*AIM OF THE EXERCISE:* Your task is to quote the material that follows, in full and exactly.

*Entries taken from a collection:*
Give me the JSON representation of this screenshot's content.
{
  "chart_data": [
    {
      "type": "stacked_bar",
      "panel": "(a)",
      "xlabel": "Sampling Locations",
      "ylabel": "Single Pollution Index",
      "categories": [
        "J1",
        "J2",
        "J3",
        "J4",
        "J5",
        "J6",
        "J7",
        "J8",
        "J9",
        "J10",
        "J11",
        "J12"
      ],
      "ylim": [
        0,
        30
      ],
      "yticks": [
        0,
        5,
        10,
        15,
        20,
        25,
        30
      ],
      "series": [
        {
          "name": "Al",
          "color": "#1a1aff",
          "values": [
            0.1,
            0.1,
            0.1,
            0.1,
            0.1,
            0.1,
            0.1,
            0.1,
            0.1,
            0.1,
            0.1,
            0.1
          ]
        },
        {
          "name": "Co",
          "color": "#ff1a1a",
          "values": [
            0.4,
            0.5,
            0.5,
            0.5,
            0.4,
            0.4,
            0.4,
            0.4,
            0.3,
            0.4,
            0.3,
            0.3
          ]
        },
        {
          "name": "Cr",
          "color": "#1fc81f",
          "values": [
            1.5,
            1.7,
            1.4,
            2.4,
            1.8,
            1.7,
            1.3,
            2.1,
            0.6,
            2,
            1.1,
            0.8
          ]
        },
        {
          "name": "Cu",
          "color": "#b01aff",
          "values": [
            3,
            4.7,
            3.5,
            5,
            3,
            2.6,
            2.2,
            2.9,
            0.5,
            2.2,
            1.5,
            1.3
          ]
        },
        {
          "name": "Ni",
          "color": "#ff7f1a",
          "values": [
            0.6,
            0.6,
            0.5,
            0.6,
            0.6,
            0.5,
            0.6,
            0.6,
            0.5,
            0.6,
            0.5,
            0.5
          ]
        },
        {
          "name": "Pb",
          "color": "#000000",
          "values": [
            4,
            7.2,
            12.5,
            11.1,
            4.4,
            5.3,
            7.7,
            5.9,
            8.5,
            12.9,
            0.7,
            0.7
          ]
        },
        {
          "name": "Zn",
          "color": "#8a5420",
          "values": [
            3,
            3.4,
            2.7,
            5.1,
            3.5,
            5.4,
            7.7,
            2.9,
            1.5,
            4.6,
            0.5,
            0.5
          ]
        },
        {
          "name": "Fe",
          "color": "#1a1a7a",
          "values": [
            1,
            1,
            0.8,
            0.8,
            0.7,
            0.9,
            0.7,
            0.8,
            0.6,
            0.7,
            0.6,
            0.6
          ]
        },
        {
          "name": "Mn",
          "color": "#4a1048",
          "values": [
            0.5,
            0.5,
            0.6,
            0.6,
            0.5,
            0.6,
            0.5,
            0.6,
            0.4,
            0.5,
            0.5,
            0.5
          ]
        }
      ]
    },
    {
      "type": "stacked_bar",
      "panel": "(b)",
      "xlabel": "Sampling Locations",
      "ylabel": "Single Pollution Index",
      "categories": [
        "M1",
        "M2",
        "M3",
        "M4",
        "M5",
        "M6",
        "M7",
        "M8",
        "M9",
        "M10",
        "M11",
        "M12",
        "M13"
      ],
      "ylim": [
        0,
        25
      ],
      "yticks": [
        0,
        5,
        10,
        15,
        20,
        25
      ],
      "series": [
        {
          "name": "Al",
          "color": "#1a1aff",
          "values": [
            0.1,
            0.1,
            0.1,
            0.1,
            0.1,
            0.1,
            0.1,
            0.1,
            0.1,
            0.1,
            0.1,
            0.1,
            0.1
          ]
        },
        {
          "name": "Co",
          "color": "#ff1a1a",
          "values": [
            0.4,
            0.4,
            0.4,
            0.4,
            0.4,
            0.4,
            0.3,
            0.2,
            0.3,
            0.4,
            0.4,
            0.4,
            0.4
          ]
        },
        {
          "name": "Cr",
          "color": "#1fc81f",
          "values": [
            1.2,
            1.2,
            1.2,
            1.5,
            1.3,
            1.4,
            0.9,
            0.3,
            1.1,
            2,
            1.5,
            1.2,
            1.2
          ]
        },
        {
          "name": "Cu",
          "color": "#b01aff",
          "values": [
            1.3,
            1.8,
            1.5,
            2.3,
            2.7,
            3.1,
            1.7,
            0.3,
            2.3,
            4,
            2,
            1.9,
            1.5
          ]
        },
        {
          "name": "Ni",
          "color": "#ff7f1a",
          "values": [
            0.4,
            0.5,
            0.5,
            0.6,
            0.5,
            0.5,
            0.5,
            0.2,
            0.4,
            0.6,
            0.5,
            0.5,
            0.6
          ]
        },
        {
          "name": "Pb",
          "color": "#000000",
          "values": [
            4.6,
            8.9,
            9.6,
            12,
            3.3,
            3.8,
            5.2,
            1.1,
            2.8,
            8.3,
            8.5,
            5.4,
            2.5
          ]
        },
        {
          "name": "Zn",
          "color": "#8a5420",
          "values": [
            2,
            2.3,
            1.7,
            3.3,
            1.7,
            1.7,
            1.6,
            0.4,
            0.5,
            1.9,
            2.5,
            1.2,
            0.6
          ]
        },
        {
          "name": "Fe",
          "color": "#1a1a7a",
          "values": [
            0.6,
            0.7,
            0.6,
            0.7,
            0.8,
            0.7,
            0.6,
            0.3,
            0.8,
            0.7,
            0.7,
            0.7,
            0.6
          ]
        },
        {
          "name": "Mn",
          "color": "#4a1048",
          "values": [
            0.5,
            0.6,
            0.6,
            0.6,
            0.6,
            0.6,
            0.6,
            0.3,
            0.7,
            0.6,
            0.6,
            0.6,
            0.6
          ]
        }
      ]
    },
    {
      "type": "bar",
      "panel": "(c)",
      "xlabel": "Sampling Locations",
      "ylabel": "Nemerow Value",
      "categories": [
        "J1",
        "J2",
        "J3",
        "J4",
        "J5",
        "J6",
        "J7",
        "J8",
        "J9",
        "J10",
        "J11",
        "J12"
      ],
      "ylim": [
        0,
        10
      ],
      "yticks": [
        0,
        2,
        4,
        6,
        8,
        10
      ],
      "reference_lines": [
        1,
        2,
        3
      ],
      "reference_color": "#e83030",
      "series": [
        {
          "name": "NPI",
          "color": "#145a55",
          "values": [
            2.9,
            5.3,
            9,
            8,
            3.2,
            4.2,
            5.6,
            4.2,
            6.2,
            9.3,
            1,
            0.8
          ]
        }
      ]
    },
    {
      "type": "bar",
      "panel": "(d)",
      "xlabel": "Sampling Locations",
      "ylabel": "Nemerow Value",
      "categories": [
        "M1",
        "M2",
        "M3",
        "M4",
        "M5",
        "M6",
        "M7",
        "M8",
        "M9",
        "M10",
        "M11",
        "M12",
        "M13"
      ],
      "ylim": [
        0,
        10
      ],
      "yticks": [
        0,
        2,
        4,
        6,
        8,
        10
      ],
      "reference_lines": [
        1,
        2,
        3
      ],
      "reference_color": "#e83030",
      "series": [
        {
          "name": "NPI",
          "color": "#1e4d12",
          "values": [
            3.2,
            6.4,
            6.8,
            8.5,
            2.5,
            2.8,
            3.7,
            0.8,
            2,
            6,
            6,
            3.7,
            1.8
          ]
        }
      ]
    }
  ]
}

*WRITTEN SOLUTION:*
Give me the JSON representation of this screenshot's content.
{
  "chart_data": [
    {
      "type": "stacked_bar",
      "panel": "(a)",
      "xlabel": "Sampling Locations",
      "ylabel": "Single Pollution Index",
      "categories": [
        "J1",
        "J2",
        "J3",
        "J4",
        "J5",
        "J6",
        "J7",
        "J8",
        "J9",
        "J10",
        "J11",
        "J12"
      ],
      "ylim": [
        0,
        30
      ],
      "yticks": [
        0,
        5,
        10,
        15,
        20,
        25,
        30
      ],
      "series": [
        {
          "name": "Al",
          "color": "#1a1aff",
          "values": [
            0.1,
            0.1,
            0.1,
            0.1,
            0.1,
            0.1,
            0.1,
            0.1,
            0.1,
            0.1,
            0.1,
            0.1
          ]
        },
        {
          "name": "Co",
          "color": "#ff1a1a",
          "values": [
            0.4,
            0.5,
            0.5,
            0.5,
            0.4,
            0.4,
            0.4,
            0.4,
            0.3,
            0.4,
            0.3,
            0.3
          ]
        },
        {
          "name": "Cr",
          "color": "#1fc81f",
          "values": [
            1.5,
            1.7,
            1.4,
            2.4,
            1.8,
            1.7,
            1.3,
            2.1,
            0.6,
            2,
            1.1,
            0.8
          ]
        },
        {
          "name": "Cu",
          "color": "#b01aff",
          "values": [
            3,
            4.7,
            3.5,
            5,
            3,
            2.6,
            2.2,
            2.9,
            0.5,
            2.2,
            1.5,
            1.3
          ]
        },
        {
          "name": "Ni",
          "color": "#ff7f1a",
          "values": [
            0.6,
            0.6,
            0.5,
            0.6,
            0.6,
            0.5,
            0.6,
            0.6,
            0.5,
            0.6,
            0.5,
            0.5
          ]
        },
        {
          "name": "Pb",
          "color": "#000000",
          "values": [
            4,
            7.2,
            12.5,
            11.1,
            4.4,
            5.3,
            7.7,
            5.9,
            8.5,
            12.9,
            0.7,
            0.7
          ]
        },
        {
          "name": "Zn",
          "color": "#8a5420",
          "values": [
            3,
            3.4,
            2.7,
            5.1,
            3.5,
            5.4,
            7.7,
            2.9,
            1.5,
            4.6,
            0.5,
            0.5
          ]
        },
        {
          "name": "Fe",
          "color": "#1a1a7a",
          "values": [
            1,
            1,
            0.8,
            0.8,
            0.7,
            0.9,
            0.7,
            0.8,
            0.6,
            0.7,
            0.6,
            0.6
          ]
        },
        {
          "name": "Mn",
          "color": "#4a1048",
          "values": [
            0.5,
            0.5,
            0.6,
            0.6,
            0.5,
            0.6,
            0.5,
            0.6,
            0.4,
            0.5,
            0.5,
            0.5
          ]
        }
      ]
    },
    {
      "type": "stacked_bar",
      "panel": "(b)",
      "xlabel": "Sampling Locations",
      "ylabel": "Single Pollution Index",
      "categories": [
        "M1",
        "M2",
        "M3",
        "M4",
        "M5",
        "M6",
        "M7",
        "M8",
        "M9",
        "M10",
        "M11",
        "M12",
        "M13"
      ],
      "ylim": [
        0,
        25
      ],
      "yticks": [
        0,
        5,
        10,
        15,
        20,
        25
      ],
      "series": [
        {
          "name": "Al",
          "color": "#1a1aff",
          "values": [
            0.1,
            0.1,
            0.1,
            0.1,
            0.1,
            0.1,
            0.1,
            0.1,
            0.1,
            0.1,
            0.1,
            0.1,
            0.1
          ]
        },
        {
          "name": "Co",
          "color": "#ff1a1a",
          "values": [
            0.4,
            0.4,
            0.4,
            0.4,
            0.4,
            0.4,
            0.3,
            0.2,
            0.3,
            0.4,
            0.4,
            0.4,
            0.4
          ]
        },
        {
          "name": "Cr",
          "color": "#1fc81f",
          "values": [
            1.2,
            1.2,
            1.2,
            1.5,
            1.3,
            1.4,
            0.9,
            0.3,
            1.1,
            2,
            1.5,
            1.2,
            1.2
          ]
        },
        {
          "name": "Cu",
          "color": "#b01aff",
          "values": [
            1.3,
            1.8,
            1.5,
            2.3,
            2.7,
            3.1,
            1.7,
            0.3,
            2.3,
            4,
            2,
            1.9,
            1.5
          ]
        },
        {
          "name": "Ni",
          "color": "#ff7f1a",
          "values": [
            0.4,
            0.5,
            0.5,
            0.6,
            0.5,
            0.5,
            0.5,
            0.2,
            0.4,
            0.6,
            0.5,
            0.5,
            0.6
          ]
        },
        {
          "name": "Pb",
          "color": "#000000",
          "values": [
            4.6,
            8.9,
            9.6,
            12,
            3.3,
            3.8,
            5.2,
            1.1,
            2.8,
            8.3,
            8.5,
            5.4,
            2.5
          ]
        },
        {
          "name": "Zn",
          "color": "#8a5420",
          "values": [
            2,
            2.3,
            1.7,
            3.3,
            1.7,
            1.7,
            1.6,
            0.4,
            0.5,
            1.9,
            2.5,
            1.2,
            0.6
          ]
        },
        {
          "name": "Fe",
          "color": "#1a1a7a",
          "values": [
            0.6,
            0.7,
            0.6,
            0.7,
            0.8,
            0.7,
            0.6,
            0.3,
            0.8,
            0.7,
            0.7,
            0.7,
            0.6
          ]
        },
        {
          "name": "Mn",
          "color": "#4a1048",
          "values": [
            0.5,
            0.6,
            0.6,
            0.6,
            0.6,
            0.6,
            0.6,
            0.3,
            0.7,
            0.6,
            0.6,
            0.6,
            0.6
          ]
        }
      ]
    },
    {
      "type": "bar",
      "panel": "(c)",
      "xlabel": "Sampling Locations",
      "ylabel": "Nemerow Value",
      "categories": [
        "J1",
        "J2",
        "J3",
        "J4",
        "J5",
        "J6",
        "J7",
        "J8",
        "J9",
        "J10",
        "J11",
        "J12"
      ],
      "ylim": [
        0,
        10
      ],
      "yticks": [
        0,
        2,
        4,
        6,
        8,
        10
      ],
      "reference_lines": [
        1,
        2,
        3
      ],
      "reference_color": "#e83030",
      "series": [
        {
          "name": "NPI",
          "color": "#145a55",
          "values": [
            2.9,
            5.3,
            9,
            8,
            3.2,
            4.2,
            5.6,
            4.2,
            6.2,
            9.3,
            1,
            0.8
          ]
        }
      ]
    },
    {
      "type": "bar",
      "panel": "(d)",
      "xlabel": "Sampling Locations",
      "ylabel": "Nemerow Value",
      "categories": [
        "M1",
        "M2",
        "M3",
        "M4",
        "M5",
        "M6",
        "M7",
        "M8",
        "M9",
        "M10",
        "M11",
        "M12",
        "M13"
      ],
      "ylim": [
        0,
        10
      ],
      "yticks": [
        0,
        2,
        4,
        6,
        8,
        10
      ],
      "reference_lines": [
        1,
        2,
        3
      ],
      "reference_color": "#e83030",
      "series": [
        {
          "name": "NPI",
          "color": "#1e4d12",
          "values": [
            3.2,
            6.4,
            6.8,
            8.5,
            2.5,
            2.8,
            3.7,
            0.8,
            2,
            6,
            6,
            3.7,
            1.8
          ]
        }
      ]
    }
  ]
}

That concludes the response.